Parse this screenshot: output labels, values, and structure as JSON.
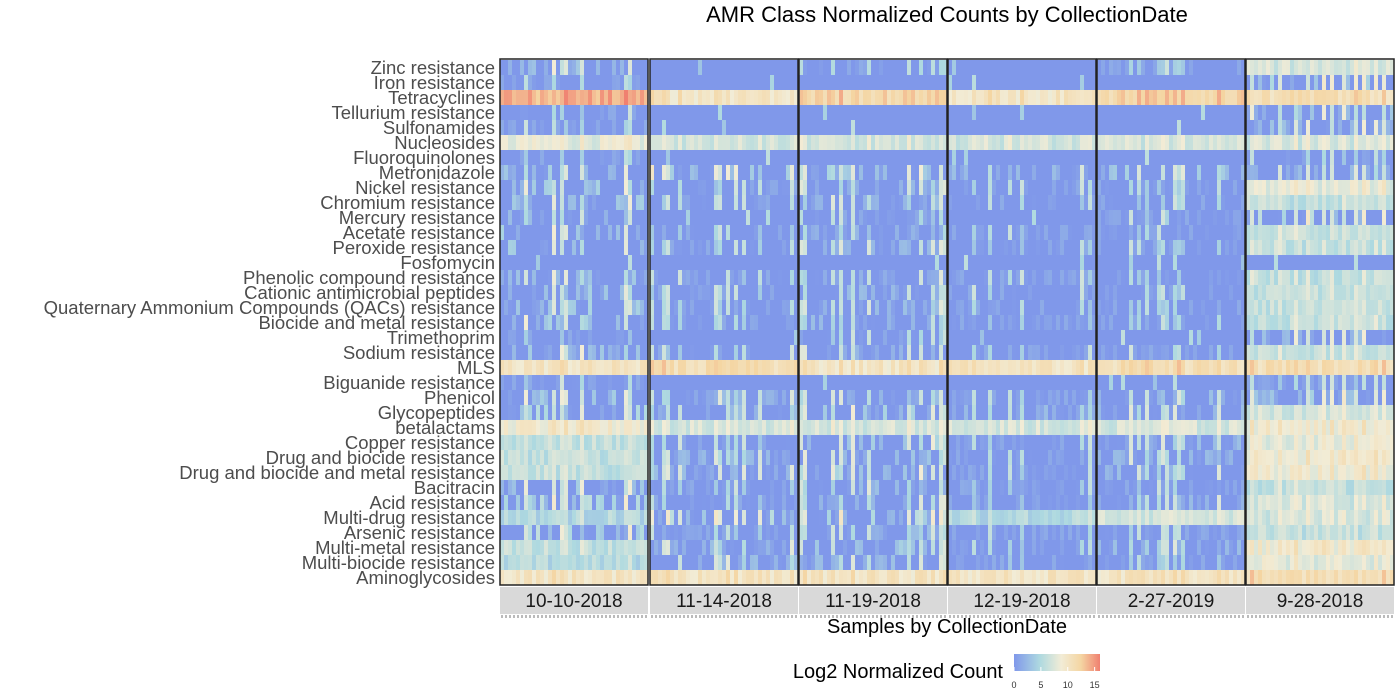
{
  "chart_data": {
    "type": "heatmap",
    "title": "AMR Class Normalized Counts by CollectionDate",
    "xlabel": "Samples by CollectionDate",
    "ylabel": "",
    "legend": {
      "title": "Log2 Normalized Count",
      "ticks": [
        0,
        5,
        10,
        15
      ],
      "range": [
        0,
        16
      ],
      "colors": [
        "#8098ea",
        "#aed9e0",
        "#f2ecd6",
        "#f4d5a2",
        "#f08070"
      ],
      "placement": "bottom"
    },
    "facets": [
      "10-10-2018",
      "11-14-2018",
      "11-19-2018",
      "12-19-2018",
      "2-27-2019",
      "9-28-2018"
    ],
    "rows": [
      "Zinc resistance",
      "Iron resistance",
      "Tetracyclines",
      "Tellurium resistance",
      "Sulfonamides",
      "Nucleosides",
      "Fluoroquinolones",
      "Metronidazole",
      "Nickel resistance",
      "Chromium resistance",
      "Mercury resistance",
      "Acetate resistance",
      "Peroxide resistance",
      "Fosfomycin",
      "Phenolic compound resistance",
      "Cationic antimicrobial peptides",
      "Quaternary Ammonium Compounds (QACs) resistance",
      "Biocide and metal resistance",
      "Trimethoprim",
      "Sodium resistance",
      "MLS",
      "Biguanide resistance",
      "Phenicol",
      "Glycopeptides",
      "betalactams",
      "Copper resistance",
      "Drug and biocide resistance",
      "Drug and biocide and metal resistance",
      "Bacitracin",
      "Acid resistance",
      "Multi-drug resistance",
      "Arsenic resistance",
      "Multi-metal resistance",
      "Multi-biocide resistance",
      "Aminoglycosides"
    ],
    "facet_row_means": [
      [
        3,
        1,
        14,
        1,
        1,
        8,
        1,
        3,
        3,
        3,
        2,
        3,
        3,
        0,
        3,
        3,
        3,
        3,
        1,
        3,
        10,
        1,
        3,
        4,
        9,
        6,
        6,
        6,
        3,
        4,
        5,
        4,
        6,
        5,
        10
      ],
      [
        0,
        0,
        10,
        0,
        0,
        7,
        0,
        4,
        1,
        1,
        0,
        1,
        1,
        0,
        1,
        1,
        1,
        1,
        0,
        1,
        11,
        0,
        2,
        2,
        7,
        1,
        2,
        2,
        1,
        1,
        4,
        1,
        2,
        2,
        10
      ],
      [
        1,
        0,
        12,
        0,
        0,
        7,
        0,
        3,
        2,
        2,
        1,
        2,
        2,
        0,
        2,
        2,
        2,
        2,
        1,
        2,
        10,
        0,
        2,
        3,
        7,
        3,
        3,
        3,
        2,
        2,
        4,
        2,
        3,
        2,
        10
      ],
      [
        0,
        0,
        10,
        0,
        0,
        7,
        0,
        2,
        1,
        1,
        0,
        1,
        1,
        0,
        1,
        1,
        1,
        1,
        0,
        1,
        10,
        0,
        1,
        2,
        7,
        1,
        1,
        1,
        1,
        1,
        5,
        1,
        1,
        1,
        10
      ],
      [
        1,
        0,
        12,
        0,
        0,
        7,
        0,
        3,
        1,
        1,
        1,
        1,
        1,
        0,
        1,
        1,
        1,
        1,
        0,
        1,
        11,
        0,
        2,
        2,
        7,
        2,
        2,
        2,
        1,
        2,
        7,
        1,
        2,
        1,
        10
      ],
      [
        7,
        4,
        11,
        3,
        3,
        7,
        1,
        2,
        8,
        6,
        4,
        6,
        6,
        0,
        6,
        6,
        6,
        6,
        3,
        6,
        11,
        1,
        4,
        7,
        9,
        8,
        9,
        9,
        6,
        7,
        7,
        6,
        9,
        8,
        11
      ]
    ]
  }
}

────────────────────

Problem requirements ▸ Please restate the entries word for word. Skip the pictures.

Task solution ▸
Parse this screenshot: output labels, values, and structure as JSON.
{
  "chart_data": {
    "type": "heatmap",
    "title": "AMR Class Normalized Counts by CollectionDate",
    "xlabel": "Samples by CollectionDate",
    "ylabel": "",
    "legend": {
      "title": "Log2 Normalized Count",
      "ticks": [
        0,
        5,
        10,
        15
      ],
      "range": [
        0,
        16
      ],
      "colors": [
        "#8098ea",
        "#aed9e0",
        "#f2ecd6",
        "#f4d5a2",
        "#f08070"
      ],
      "placement": "bottom"
    },
    "facets": [
      "10-10-2018",
      "11-14-2018",
      "11-19-2018",
      "12-19-2018",
      "2-27-2019",
      "9-28-2018"
    ],
    "rows": [
      "Zinc resistance",
      "Iron resistance",
      "Tetracyclines",
      "Tellurium resistance",
      "Sulfonamides",
      "Nucleosides",
      "Fluoroquinolones",
      "Metronidazole",
      "Nickel resistance",
      "Chromium resistance",
      "Mercury resistance",
      "Acetate resistance",
      "Peroxide resistance",
      "Fosfomycin",
      "Phenolic compound resistance",
      "Cationic antimicrobial peptides",
      "Quaternary Ammonium Compounds (QACs) resistance",
      "Biocide and metal resistance",
      "Trimethoprim",
      "Sodium resistance",
      "MLS",
      "Biguanide resistance",
      "Phenicol",
      "Glycopeptides",
      "betalactams",
      "Copper resistance",
      "Drug and biocide resistance",
      "Drug and biocide and metal resistance",
      "Bacitracin",
      "Acid resistance",
      "Multi-drug resistance",
      "Arsenic resistance",
      "Multi-metal resistance",
      "Multi-biocide resistance",
      "Aminoglycosides"
    ],
    "facet_row_means": [
      [
        3,
        1,
        14,
        1,
        1,
        8,
        1,
        3,
        3,
        3,
        2,
        3,
        3,
        0,
        3,
        3,
        3,
        3,
        1,
        3,
        10,
        1,
        3,
        4,
        9,
        6,
        6,
        6,
        3,
        4,
        5,
        4,
        6,
        5,
        10
      ],
      [
        0,
        0,
        10,
        0,
        0,
        7,
        0,
        4,
        1,
        1,
        0,
        1,
        1,
        0,
        1,
        1,
        1,
        1,
        0,
        1,
        11,
        0,
        2,
        2,
        7,
        1,
        2,
        2,
        1,
        1,
        4,
        1,
        2,
        2,
        10
      ],
      [
        1,
        0,
        12,
        0,
        0,
        7,
        0,
        3,
        2,
        2,
        1,
        2,
        2,
        0,
        2,
        2,
        2,
        2,
        1,
        2,
        10,
        0,
        2,
        3,
        7,
        3,
        3,
        3,
        2,
        2,
        4,
        2,
        3,
        2,
        10
      ],
      [
        0,
        0,
        10,
        0,
        0,
        7,
        0,
        2,
        1,
        1,
        0,
        1,
        1,
        0,
        1,
        1,
        1,
        1,
        0,
        1,
        10,
        0,
        1,
        2,
        7,
        1,
        1,
        1,
        1,
        1,
        5,
        1,
        1,
        1,
        10
      ],
      [
        1,
        0,
        12,
        0,
        0,
        7,
        0,
        3,
        1,
        1,
        1,
        1,
        1,
        0,
        1,
        1,
        1,
        1,
        0,
        1,
        11,
        0,
        2,
        2,
        7,
        2,
        2,
        2,
        1,
        2,
        7,
        1,
        2,
        1,
        10
      ],
      [
        7,
        4,
        11,
        3,
        3,
        7,
        1,
        2,
        8,
        6,
        4,
        6,
        6,
        0,
        6,
        6,
        6,
        6,
        3,
        6,
        11,
        1,
        4,
        7,
        9,
        8,
        9,
        9,
        6,
        7,
        7,
        6,
        9,
        8,
        11
      ]
    ]
  }
}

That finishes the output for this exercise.